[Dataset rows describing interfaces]
====
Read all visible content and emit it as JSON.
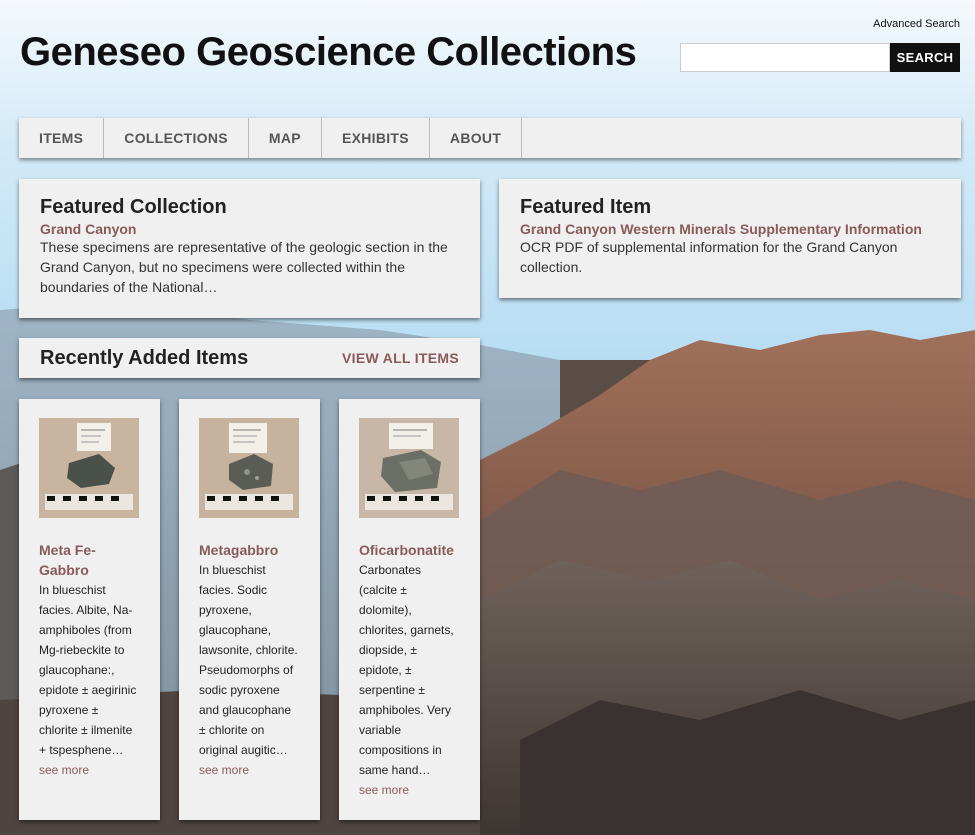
{
  "header": {
    "site_title": "Geneseo Geoscience Collections",
    "advanced_search": "Advanced Search",
    "search_button": "SEARCH",
    "search_value": ""
  },
  "nav": {
    "items": [
      {
        "label": "ITEMS"
      },
      {
        "label": "COLLECTIONS"
      },
      {
        "label": "MAP"
      },
      {
        "label": "EXHIBITS"
      },
      {
        "label": "ABOUT"
      }
    ]
  },
  "featured_collection": {
    "heading": "Featured Collection",
    "title": "Grand Canyon",
    "description": "These specimens are representative of the geologic section in the Grand Canyon, but no specimens were collected within the boundaries of the National…"
  },
  "featured_item": {
    "heading": "Featured Item",
    "title": "Grand Canyon Western Minerals Supplementary Information",
    "description": "OCR PDF of supplemental information for the Grand Canyon collection."
  },
  "recent": {
    "heading": "Recently Added Items",
    "view_all": "VIEW ALL ITEMS",
    "items": [
      {
        "title": "Meta Fe-Gabbro",
        "description": "In blueschist facies. Albite, Na-amphiboles (from Mg-riebeckite to glaucophane:, epidote ± aegirinic pyroxene ± chlorite ± ilmenite + tspesphene…",
        "see_more": "see more"
      },
      {
        "title": "Metagabbro",
        "description": "In blueschist facies. Sodic pyroxene, glaucophane, lawsonite, chlorite. Pseudomorphs of sodic pyroxene and glaucophane ± chlorite on original augitic…",
        "see_more": "see more"
      },
      {
        "title": "Oficarbonatite",
        "description": "Carbonates (calcite ± dolomite), chlorites, garnets, diopside, ± epidote, ± serpentine ± amphiboles. Very variable compositions in same hand…",
        "see_more": "see more"
      }
    ]
  },
  "colors": {
    "link": "#8a5a5a",
    "panel_bg": "#f0f0f0",
    "search_button_bg": "#111111"
  }
}
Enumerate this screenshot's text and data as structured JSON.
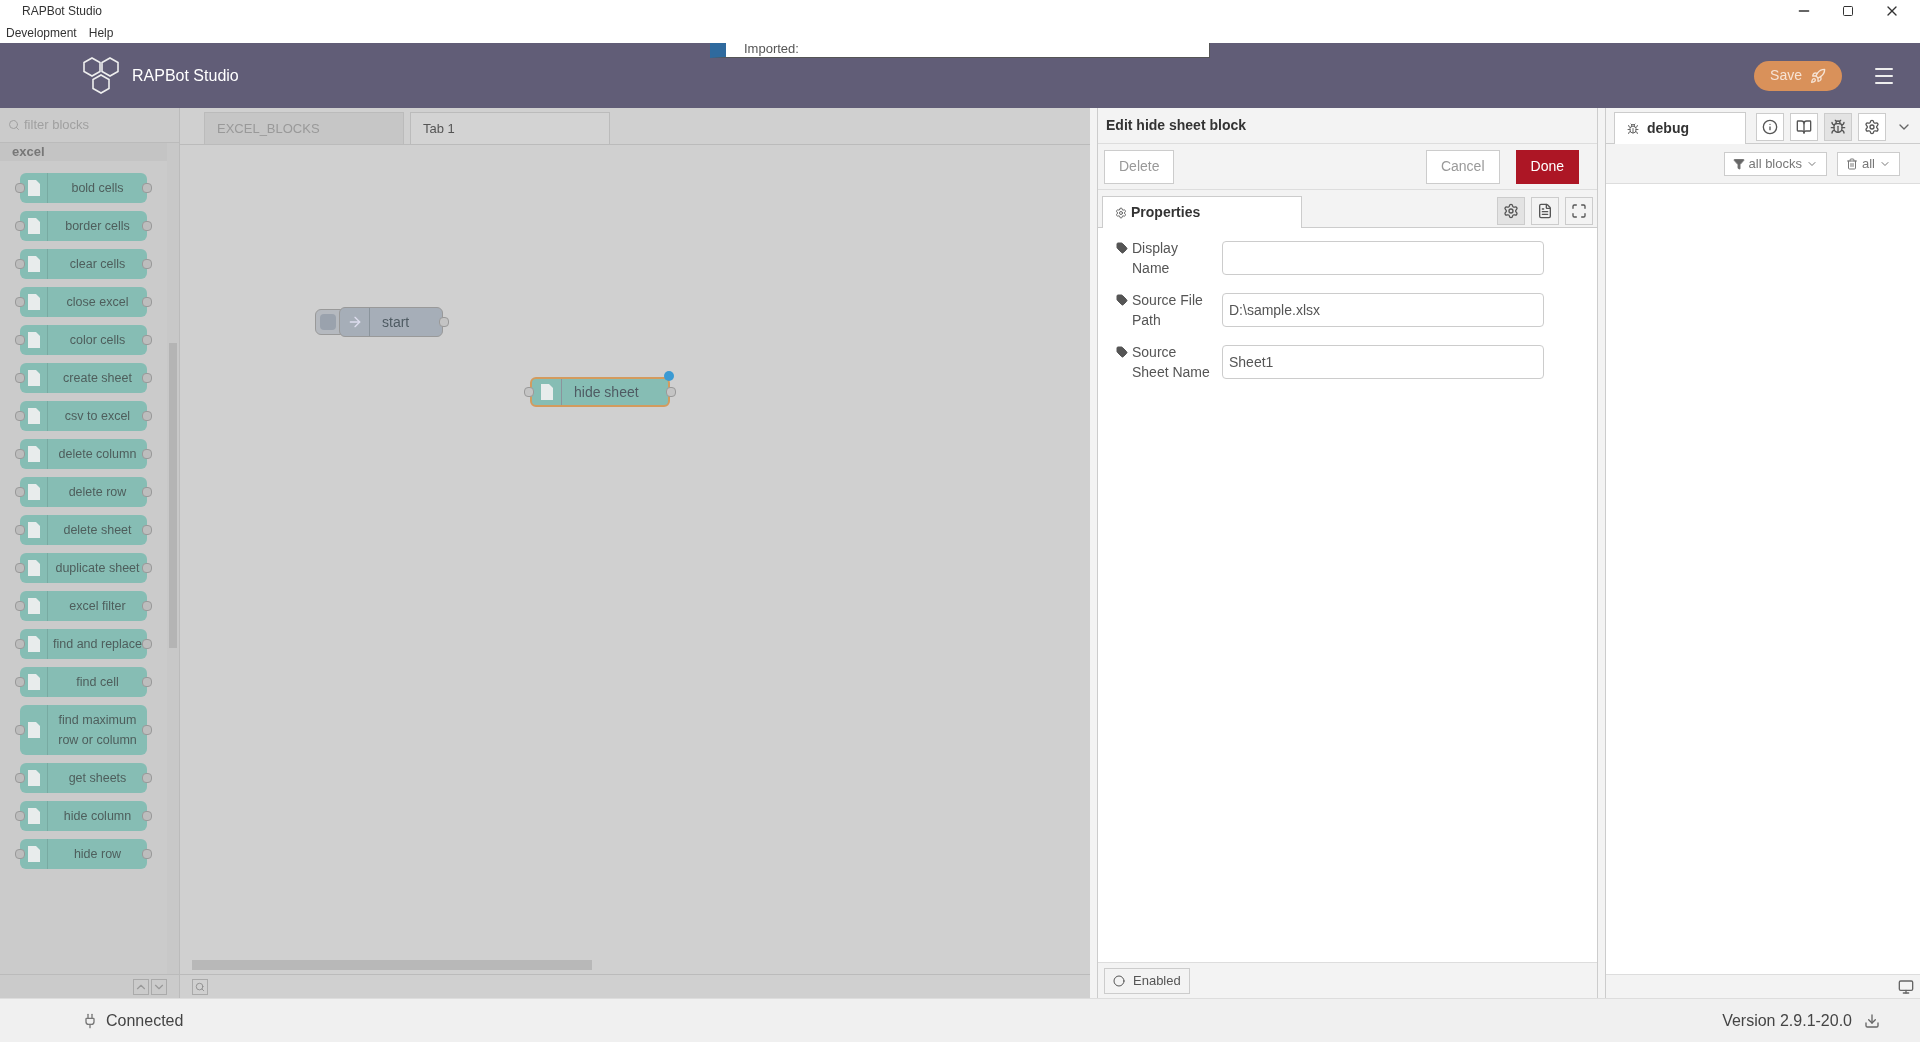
{
  "window": {
    "title": "RAPBot Studio"
  },
  "menu": [
    "Development",
    "Help"
  ],
  "header": {
    "title": "RAPBot Studio",
    "notification": "Imported:",
    "save_button": "Save"
  },
  "palette": {
    "filter": {
      "placeholder": "filter blocks"
    },
    "category": "excel",
    "blocks": [
      {
        "label": "bold cells"
      },
      {
        "label": "border cells"
      },
      {
        "label": "clear cells"
      },
      {
        "label": "close excel"
      },
      {
        "label": "color cells"
      },
      {
        "label": "create sheet"
      },
      {
        "label": "csv to excel"
      },
      {
        "label": "delete column"
      },
      {
        "label": "delete row"
      },
      {
        "label": "delete sheet"
      },
      {
        "label": "duplicate sheet"
      },
      {
        "label": "excel filter"
      },
      {
        "label": "find and replace"
      },
      {
        "label": "find cell"
      },
      {
        "label": "find maximum row or column"
      },
      {
        "label": "get sheets"
      },
      {
        "label": "hide column"
      },
      {
        "label": "hide row"
      }
    ]
  },
  "workspace": {
    "tabs": [
      {
        "label": "EXCEL_BLOCKS",
        "selected": false
      },
      {
        "label": "Tab 1",
        "selected": true
      }
    ],
    "nodes": [
      {
        "kind": "inject",
        "label": "start",
        "selected": false,
        "changed": false
      },
      {
        "kind": "file",
        "label": "hide sheet",
        "selected": true,
        "changed": true
      }
    ]
  },
  "editor": {
    "title": "Edit hide sheet block",
    "buttons": {
      "delete": "Delete",
      "cancel": "Cancel",
      "done": "Done"
    },
    "tab": "Properties",
    "fields": [
      {
        "label": "Display Name"
      },
      {
        "label": "Source File Path",
        "value": "D:\\sample.xlsx"
      },
      {
        "label": "Source Sheet Name",
        "value": "Sheet1"
      }
    ],
    "enabled": "Enabled"
  },
  "sidebar": {
    "tab": "debug",
    "filter": "all blocks",
    "clear": "all"
  },
  "status_bar": {
    "connection": "Connected",
    "version": "Version 2.9.1-20.0"
  }
}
====
◆ TASK ITEM ◆
Count every line of the entries that holds the string "Canyon". Please answer with the count alone.

◆ OUTPUT ◆
4